===== PAGE TEXT =====

As examples of clearly established scientific propositions, the state cited facts such as “apples contain sugar,” “measles is caused by a virus,” and “Down’s syndrome is caused by a chromosomal abnormality.” Medical advice that denied those facts would clearly be “false information.” In the context of COVID-19, a doctor who warned patients that vaccines contain microchips likewise would be saying something that is demonstrably false.
But where does that leave a doctor who, during a conversation with a patient, questions the scientific basis for the CDC’s masking recommendations or the benefits of vaccination for young, healthy patients who face a very low risk of life-threatening COVID-19 symptoms? Since such issues are much more contentious than the examples cited by the defendants, it is much harder to say that a particular position is “false.”
Assuming that A.B. 2098 is ambiguous, the state said, Shubb should adopt a “narrower construction” that avoids constitutional issues by requiring that misinformation include three elements: It is “false” (however that might be determined), it contradicts the “contemporary scientific consensus” (however that might be defined), and it is “contrary to the standard of care” (a concept that the law seems to redefine). “What defendants propose is not a narrowing or limiting construction at all,” Shubb writes. “Rather, the proposed construction would require the court to essentially ‘[r]ewrite[e] the statute.’ This ‘is a job for the [California] legislature, if it is so inclined, and not for this court.'”
The plaintiffs argued that A.B. 2098 violates their First Amendment rights, a concern that was echoed by two state chapters of the American Civil Liberties Union. Because Shubb concluded that the standard established by A.B. 2098 is unintelligible, he did not directly address that claim. But he notes that “vague statutes are particularly objectionable when they ‘involve sensitive areas of First Amendment freedoms’ because ‘they operate to inhibit the exercise of those freedoms.'” To show standing in this context, “a plaintiff ‘need only demonstrate that a threat of potential enforcement will cause him to self-censor.'”
Shubb’s preliminary injunction does not mean that California cannot discipline doctors accused of “gross negligence,” “repeated negligent acts,” or “incompetence,” which were already covered by the definition of “unprofessional conduct.” But it does mean that California physicians do not have to worry about losing their licenses for candidly expressing their opinions about scientifically contentious issues raised by COVID-19.
In its complaint, the NCLA noted that “physicians who are negligent and commit malpractice (for example, a doctor who advises a patient to inject himself with bleach to treat Covid-19) are already subject to tort lawsuits and disciplinary actions by the Medical Board under existing state law.” A.B. 2098 went further by suggesting that doctors could be disciplined merely for dissenting from the latest CDC recommendations.
When he signed A.B. 2098, Newsom said he was “concerned about the chilling effect other potential laws may have on physicians and surgeons who need to be able to effectively talk to their patients about the risks and benefits of treatments for a disease that appeared in just the last few years.” The implication was that A.B. 2098 would not have such a chilling effect. But as Shubb explains, the law’s amorphous standard is an invitation to second-guess the honest judgments of clinicians, which is bound to encourage self-censorship. “Plaintiffs are put between a rock and a hard place,” the NCLA said, “fearing repercussions for acting in their patients’ best interests by giving them the information Plaintiffs believe their patients need.”

=====

ABOUT THIS TASK: Rewrite the article on A.B. 2098 from "In its complaint, the" up to and including "latest CDC recommendations.", putting "civil lawsuits" in place of "tort lawsuits".

===== LISTED RECORDS =====

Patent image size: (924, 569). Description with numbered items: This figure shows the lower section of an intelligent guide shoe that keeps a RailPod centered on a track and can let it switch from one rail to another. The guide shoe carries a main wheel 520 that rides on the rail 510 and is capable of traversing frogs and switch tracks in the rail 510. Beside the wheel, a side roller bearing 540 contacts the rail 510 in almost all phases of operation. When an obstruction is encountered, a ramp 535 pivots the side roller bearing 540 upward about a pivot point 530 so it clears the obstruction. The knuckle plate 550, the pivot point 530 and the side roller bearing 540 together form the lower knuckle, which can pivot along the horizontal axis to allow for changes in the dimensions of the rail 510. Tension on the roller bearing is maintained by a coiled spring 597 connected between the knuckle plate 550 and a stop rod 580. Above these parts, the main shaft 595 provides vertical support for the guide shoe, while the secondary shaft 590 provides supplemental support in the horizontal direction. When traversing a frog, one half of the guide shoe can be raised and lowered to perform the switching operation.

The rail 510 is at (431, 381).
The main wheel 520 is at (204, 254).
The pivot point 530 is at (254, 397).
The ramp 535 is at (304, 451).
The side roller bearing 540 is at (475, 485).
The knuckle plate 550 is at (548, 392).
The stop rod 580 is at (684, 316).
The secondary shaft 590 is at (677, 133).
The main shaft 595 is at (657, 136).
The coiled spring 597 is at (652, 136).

=====

RESULT FOR THIS TASK:
In its complaint, the NCLA noted that “physicians who are negligent and commit malpractice (for example, a doctor who advises a patient to inject himself with bleach to treat Covid-19) are already subject to civil lawsuits and disciplinary actions by the Medical Board under existing state law.” A.B. 2098 went further by suggesting that doctors could be disciplined merely for dissenting from the latest CDC recommendations.